§ Work to be completed
What follows is a block of records; reproduce all of it verbatim.

§ Records supplied
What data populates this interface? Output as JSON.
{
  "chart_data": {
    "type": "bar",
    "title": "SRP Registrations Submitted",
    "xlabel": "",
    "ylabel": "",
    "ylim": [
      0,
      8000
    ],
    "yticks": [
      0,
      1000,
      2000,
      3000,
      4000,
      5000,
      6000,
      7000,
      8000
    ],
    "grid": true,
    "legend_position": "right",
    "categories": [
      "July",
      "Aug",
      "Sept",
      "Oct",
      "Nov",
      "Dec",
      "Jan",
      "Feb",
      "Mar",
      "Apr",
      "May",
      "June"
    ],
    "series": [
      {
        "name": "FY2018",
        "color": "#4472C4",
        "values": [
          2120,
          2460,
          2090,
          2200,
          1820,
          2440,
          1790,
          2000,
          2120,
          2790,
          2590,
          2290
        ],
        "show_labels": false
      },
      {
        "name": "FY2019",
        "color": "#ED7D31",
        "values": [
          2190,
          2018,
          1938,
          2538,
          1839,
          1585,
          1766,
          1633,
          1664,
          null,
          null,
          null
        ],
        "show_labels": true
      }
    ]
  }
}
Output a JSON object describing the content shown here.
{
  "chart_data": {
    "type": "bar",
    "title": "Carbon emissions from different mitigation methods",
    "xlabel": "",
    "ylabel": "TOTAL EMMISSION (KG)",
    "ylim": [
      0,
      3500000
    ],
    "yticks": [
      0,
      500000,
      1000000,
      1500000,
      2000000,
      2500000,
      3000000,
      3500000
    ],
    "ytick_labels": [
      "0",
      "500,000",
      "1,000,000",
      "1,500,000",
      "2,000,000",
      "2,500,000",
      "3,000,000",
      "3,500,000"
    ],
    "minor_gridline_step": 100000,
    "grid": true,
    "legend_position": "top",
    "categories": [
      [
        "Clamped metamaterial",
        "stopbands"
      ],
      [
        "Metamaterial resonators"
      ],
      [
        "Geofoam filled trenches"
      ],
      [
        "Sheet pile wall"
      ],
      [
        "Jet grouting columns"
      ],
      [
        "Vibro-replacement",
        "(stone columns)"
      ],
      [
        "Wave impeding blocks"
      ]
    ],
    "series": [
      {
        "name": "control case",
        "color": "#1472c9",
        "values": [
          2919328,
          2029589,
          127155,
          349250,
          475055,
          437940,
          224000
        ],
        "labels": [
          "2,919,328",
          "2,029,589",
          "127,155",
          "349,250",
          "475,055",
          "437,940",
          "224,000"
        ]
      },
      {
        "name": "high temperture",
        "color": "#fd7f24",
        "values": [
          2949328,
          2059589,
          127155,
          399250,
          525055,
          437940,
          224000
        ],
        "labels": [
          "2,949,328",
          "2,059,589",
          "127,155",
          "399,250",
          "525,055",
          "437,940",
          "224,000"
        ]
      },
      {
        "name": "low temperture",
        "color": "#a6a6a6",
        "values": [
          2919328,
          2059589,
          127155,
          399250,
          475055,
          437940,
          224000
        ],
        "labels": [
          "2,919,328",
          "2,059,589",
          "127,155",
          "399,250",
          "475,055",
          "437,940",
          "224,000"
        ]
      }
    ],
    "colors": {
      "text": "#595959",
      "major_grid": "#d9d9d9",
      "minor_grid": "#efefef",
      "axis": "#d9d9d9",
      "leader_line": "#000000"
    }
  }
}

§ Written answer
What data populates this interface? Output as JSON.
{
  "chart_data": {
    "type": "bar",
    "title": "SRP Registrations Submitted",
    "xlabel": "",
    "ylabel": "",
    "ylim": [
      0,
      8000
    ],
    "yticks": [
      0,
      1000,
      2000,
      3000,
      4000,
      5000,
      6000,
      7000,
      8000
    ],
    "grid": true,
    "legend_position": "right",
    "categories": [
      "July",
      "Aug",
      "Sept",
      "Oct",
      "Nov",
      "Dec",
      "Jan",
      "Feb",
      "Mar",
      "Apr",
      "May",
      "June"
    ],
    "series": [
      {
        "name": "FY2018",
        "color": "#4472C4",
        "values": [
          2120,
          2460,
          2090,
          2200,
          1820,
          2440,
          1790,
          2000,
          2120,
          2790,
          2590,
          2290
        ],
        "show_labels": false
      },
      {
        "name": "FY2019",
        "color": "#ED7D31",
        "values": [
          2190,
          2018,
          1938,
          2538,
          1839,
          1585,
          1766,
          1633,
          1664,
          null,
          null,
          null
        ],
        "show_labels": true
      }
    ]
  }
}
Output a JSON object describing the content shown here.
{
  "chart_data": {
    "type": "bar",
    "title": "Carbon emissions from different mitigation methods",
    "xlabel": "",
    "ylabel": "TOTAL EMMISSION (KG)",
    "ylim": [
      0,
      3500000
    ],
    "yticks": [
      0,
      500000,
      1000000,
      1500000,
      2000000,
      2500000,
      3000000,
      3500000
    ],
    "ytick_labels": [
      "0",
      "500,000",
      "1,000,000",
      "1,500,000",
      "2,000,000",
      "2,500,000",
      "3,000,000",
      "3,500,000"
    ],
    "minor_gridline_step": 100000,
    "grid": true,
    "legend_position": "top",
    "categories": [
      [
        "Clamped metamaterial",
        "stopbands"
      ],
      [
        "Metamaterial resonators"
      ],
      [
        "Geofoam filled trenches"
      ],
      [
        "Sheet pile wall"
      ],
      [
        "Jet grouting columns"
      ],
      [
        "Vibro-replacement",
        "(stone columns)"
      ],
      [
        "Wave impeding blocks"
      ]
    ],
    "series": [
      {
        "name": "control case",
        "color": "#1472c9",
        "values": [
          2919328,
          2029589,
          127155,
          349250,
          475055,
          437940,
          224000
        ],
        "labels": [
          "2,919,328",
          "2,029,589",
          "127,155",
          "349,250",
          "475,055",
          "437,940",
          "224,000"
        ]
      },
      {
        "name": "high temperture",
        "color": "#fd7f24",
        "values": [
          2949328,
          2059589,
          127155,
          399250,
          525055,
          437940,
          224000
        ],
        "labels": [
          "2,949,328",
          "2,059,589",
          "127,155",
          "399,250",
          "525,055",
          "437,940",
          "224,000"
        ]
      },
      {
        "name": "low temperture",
        "color": "#a6a6a6",
        "values": [
          2919328,
          2059589,
          127155,
          399250,
          475055,
          437940,
          224000
        ],
        "labels": [
          "2,919,328",
          "2,059,589",
          "127,155",
          "399,250",
          "475,055",
          "437,940",
          "224,000"
        ]
      }
    ],
    "colors": {
      "text": "#595959",
      "major_grid": "#d9d9d9",
      "minor_grid": "#efefef",
      "axis": "#d9d9d9",
      "leader_line": "#000000"
    }
  }
}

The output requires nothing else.